◆ **PROBLEM TO SOLVE**
Transcribe each line of the records below exactly, excluding any embedded images.

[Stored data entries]
------------------------

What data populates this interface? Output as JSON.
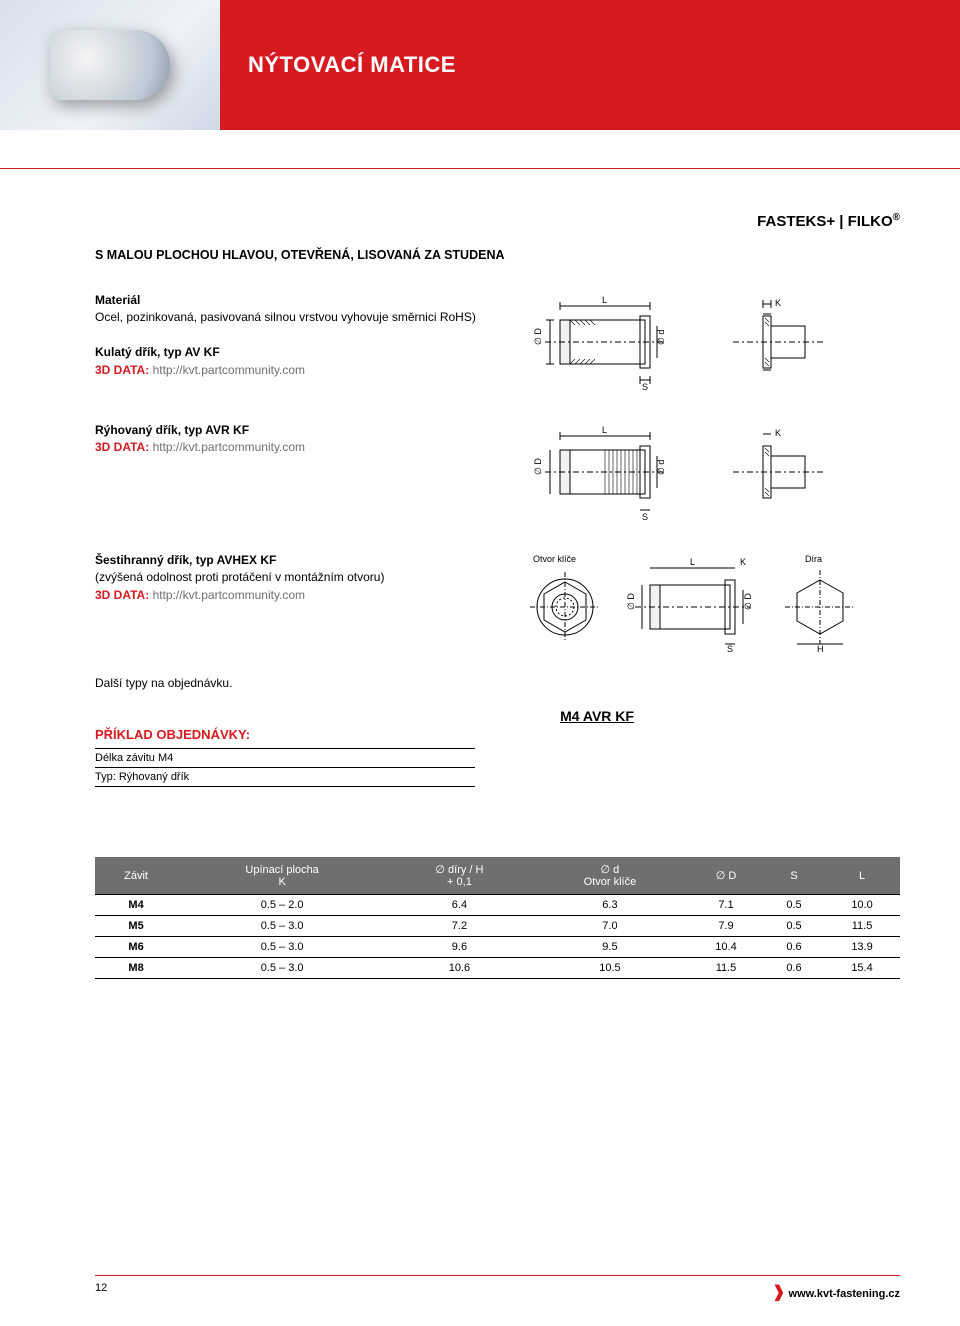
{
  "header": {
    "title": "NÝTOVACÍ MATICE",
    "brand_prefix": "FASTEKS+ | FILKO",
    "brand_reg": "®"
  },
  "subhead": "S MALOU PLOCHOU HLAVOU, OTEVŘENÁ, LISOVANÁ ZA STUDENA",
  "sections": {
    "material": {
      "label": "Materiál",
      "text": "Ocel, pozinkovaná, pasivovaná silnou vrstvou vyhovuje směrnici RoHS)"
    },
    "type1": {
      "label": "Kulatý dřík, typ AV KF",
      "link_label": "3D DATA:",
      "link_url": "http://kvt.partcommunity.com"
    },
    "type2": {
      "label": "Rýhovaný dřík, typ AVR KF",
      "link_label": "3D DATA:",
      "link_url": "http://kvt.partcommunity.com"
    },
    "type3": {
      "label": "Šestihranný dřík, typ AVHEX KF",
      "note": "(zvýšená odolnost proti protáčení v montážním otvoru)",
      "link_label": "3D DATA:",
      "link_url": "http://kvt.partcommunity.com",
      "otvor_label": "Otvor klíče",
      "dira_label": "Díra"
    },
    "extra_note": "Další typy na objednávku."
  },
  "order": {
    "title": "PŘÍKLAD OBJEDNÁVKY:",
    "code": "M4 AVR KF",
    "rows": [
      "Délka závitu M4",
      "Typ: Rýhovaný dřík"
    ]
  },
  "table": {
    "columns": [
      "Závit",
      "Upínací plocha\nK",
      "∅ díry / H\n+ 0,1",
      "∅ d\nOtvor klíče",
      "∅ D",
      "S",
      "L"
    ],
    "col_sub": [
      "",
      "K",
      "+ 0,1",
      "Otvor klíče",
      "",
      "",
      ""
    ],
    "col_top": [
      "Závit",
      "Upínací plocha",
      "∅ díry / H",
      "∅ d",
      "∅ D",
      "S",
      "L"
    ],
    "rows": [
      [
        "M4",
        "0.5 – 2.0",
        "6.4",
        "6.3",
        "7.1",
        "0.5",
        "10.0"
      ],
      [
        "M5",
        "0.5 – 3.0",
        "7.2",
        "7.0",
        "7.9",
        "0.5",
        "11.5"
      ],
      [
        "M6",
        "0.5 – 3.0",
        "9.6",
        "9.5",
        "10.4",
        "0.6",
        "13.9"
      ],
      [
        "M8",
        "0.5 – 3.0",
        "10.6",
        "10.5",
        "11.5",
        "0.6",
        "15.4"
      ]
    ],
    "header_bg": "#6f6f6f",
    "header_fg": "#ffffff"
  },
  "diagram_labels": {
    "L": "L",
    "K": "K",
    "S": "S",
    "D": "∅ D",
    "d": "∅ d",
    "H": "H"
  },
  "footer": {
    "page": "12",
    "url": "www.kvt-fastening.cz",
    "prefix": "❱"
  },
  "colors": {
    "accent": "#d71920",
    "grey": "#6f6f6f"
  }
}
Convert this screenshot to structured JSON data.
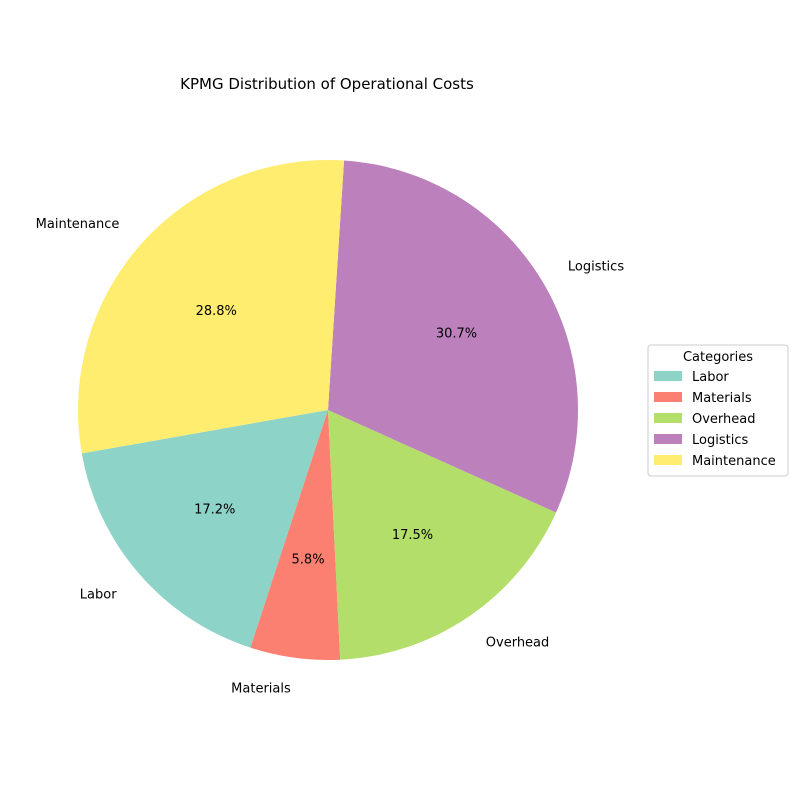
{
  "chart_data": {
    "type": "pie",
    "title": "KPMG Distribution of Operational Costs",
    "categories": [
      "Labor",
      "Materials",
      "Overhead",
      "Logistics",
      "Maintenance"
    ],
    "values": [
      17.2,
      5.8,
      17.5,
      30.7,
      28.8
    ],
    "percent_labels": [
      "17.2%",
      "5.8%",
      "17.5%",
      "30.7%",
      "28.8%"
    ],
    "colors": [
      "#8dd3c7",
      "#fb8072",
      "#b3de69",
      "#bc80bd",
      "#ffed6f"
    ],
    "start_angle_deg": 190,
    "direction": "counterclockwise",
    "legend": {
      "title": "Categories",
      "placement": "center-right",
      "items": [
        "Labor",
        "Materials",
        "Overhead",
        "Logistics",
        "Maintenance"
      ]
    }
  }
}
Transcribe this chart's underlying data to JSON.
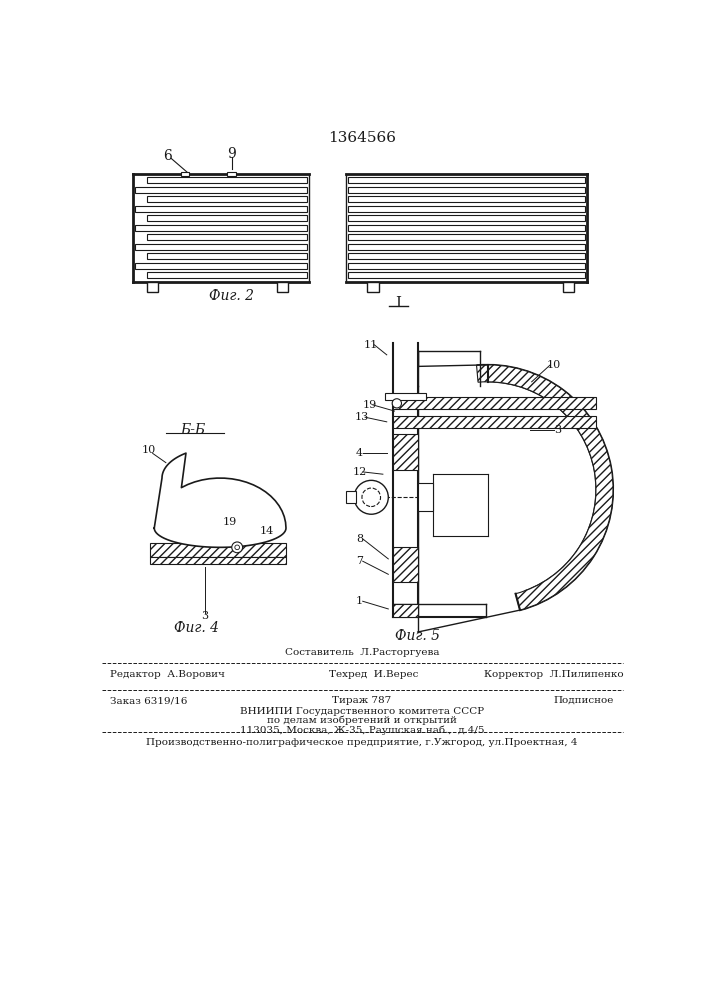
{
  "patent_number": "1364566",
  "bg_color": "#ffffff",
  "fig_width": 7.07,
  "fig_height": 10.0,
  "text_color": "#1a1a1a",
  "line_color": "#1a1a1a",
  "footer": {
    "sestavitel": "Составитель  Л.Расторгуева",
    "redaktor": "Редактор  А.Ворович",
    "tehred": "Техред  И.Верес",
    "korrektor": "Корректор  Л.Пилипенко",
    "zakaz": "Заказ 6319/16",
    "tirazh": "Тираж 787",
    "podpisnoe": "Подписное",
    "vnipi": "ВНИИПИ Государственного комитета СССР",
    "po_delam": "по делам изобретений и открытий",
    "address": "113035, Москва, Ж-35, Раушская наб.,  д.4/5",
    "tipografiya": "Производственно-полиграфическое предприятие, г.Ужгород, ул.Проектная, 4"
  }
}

------------------------

◆ **WRITTEN RESPONSE**
What data populates this interface? Output as JSON.
{
  "header": {
    "title": "NÝTOVACÍ MATICE",
    "brand_prefix": "FASTEKS+ | FILKO",
    "brand_reg": "®"
  },
  "subhead": "S MALOU PLOCHOU HLAVOU, OTEVŘENÁ, LISOVANÁ ZA STUDENA",
  "sections": {
    "material": {
      "label": "Materiál",
      "text": "Ocel, pozinkovaná, pasivovaná silnou vrstvou vyhovuje směrnici RoHS)"
    },
    "type1": {
      "label": "Kulatý dřík, typ AV KF",
      "link_label": "3D DATA:",
      "link_url": "http://kvt.partcommunity.com"
    },
    "type2": {
      "label": "Rýhovaný dřík, typ AVR KF",
      "link_label": "3D DATA:",
      "link_url": "http://kvt.partcommunity.com"
    },
    "type3": {
      "label": "Šestihranný dřík, typ AVHEX KF",
      "note": "(zvýšená odolnost proti protáčení v montážním otvoru)",
      "link_label": "3D DATA:",
      "link_url": "http://kvt.partcommunity.com",
      "otvor_label": "Otvor klíče",
      "dira_label": "Díra"
    },
    "extra_note": "Další typy na objednávku."
  },
  "order": {
    "title": "PŘÍKLAD OBJEDNÁVKY:",
    "code": "M4 AVR KF",
    "rows": [
      "Délka závitu M4",
      "Typ: Rýhovaný dřík"
    ]
  },
  "table": {
    "columns": [
      "Závit",
      "Upínací plocha\nK",
      "∅ díry / H\n+ 0,1",
      "∅ d\nOtvor klíče",
      "∅ D",
      "S",
      "L"
    ],
    "col_sub": [
      "",
      "K",
      "+ 0,1",
      "Otvor klíče",
      "",
      "",
      ""
    ],
    "col_top": [
      "Závit",
      "Upínací plocha",
      "∅ díry / H",
      "∅ d",
      "∅ D",
      "S",
      "L"
    ],
    "rows": [
      [
        "M4",
        "0.5 – 2.0",
        "6.4",
        "6.3",
        "7.1",
        "0.5",
        "10.0"
      ],
      [
        "M5",
        "0.5 – 3.0",
        "7.2",
        "7.0",
        "7.9",
        "0.5",
        "11.5"
      ],
      [
        "M6",
        "0.5 – 3.0",
        "9.6",
        "9.5",
        "10.4",
        "0.6",
        "13.9"
      ],
      [
        "M8",
        "0.5 – 3.0",
        "10.6",
        "10.5",
        "11.5",
        "0.6",
        "15.4"
      ]
    ],
    "header_bg": "#6f6f6f",
    "header_fg": "#ffffff"
  },
  "diagram_labels": {
    "L": "L",
    "K": "K",
    "S": "S",
    "D": "∅ D",
    "d": "∅ d",
    "H": "H"
  },
  "footer": {
    "page": "12",
    "url": "www.kvt-fastening.cz",
    "prefix": "❱"
  },
  "colors": {
    "accent": "#d71920",
    "grey": "#6f6f6f"
  }
}
Convert this screenshot to structured JSON data.
{
  "chart_data": {
    "type": "pie",
    "title": "KPMG Distribution of Operational Costs",
    "categories": [
      "Labor",
      "Materials",
      "Overhead",
      "Logistics",
      "Maintenance"
    ],
    "values": [
      17.2,
      5.8,
      17.5,
      30.7,
      28.8
    ],
    "percent_labels": [
      "17.2%",
      "5.8%",
      "17.5%",
      "30.7%",
      "28.8%"
    ],
    "colors": [
      "#8dd3c7",
      "#fb8072",
      "#b3de69",
      "#bc80bd",
      "#ffed6f"
    ],
    "start_angle_deg": 190,
    "direction": "counterclockwise",
    "legend": {
      "title": "Categories",
      "placement": "center-right",
      "items": [
        "Labor",
        "Materials",
        "Overhead",
        "Logistics",
        "Maintenance"
      ]
    }
  }
}
Transcribe this chart's underlying data to JSON.
{
  "patent_number": "1364566",
  "bg_color": "#ffffff",
  "fig_width": 7.07,
  "fig_height": 10.0,
  "text_color": "#1a1a1a",
  "line_color": "#1a1a1a",
  "footer": {
    "sestavitel": "Составитель  Л.Расторгуева",
    "redaktor": "Редактор  А.Ворович",
    "tehred": "Техред  И.Верес",
    "korrektor": "Корректор  Л.Пилипенко",
    "zakaz": "Заказ 6319/16",
    "tirazh": "Тираж 787",
    "podpisnoe": "Подписное",
    "vnipi": "ВНИИПИ Государственного комитета СССР",
    "po_delam": "по делам изобретений и открытий",
    "address": "113035, Москва, Ж-35, Раушская наб.,  д.4/5",
    "tipografiya": "Производственно-полиграфическое предприятие, г.Ужгород, ул.Проектная, 4"
  }
}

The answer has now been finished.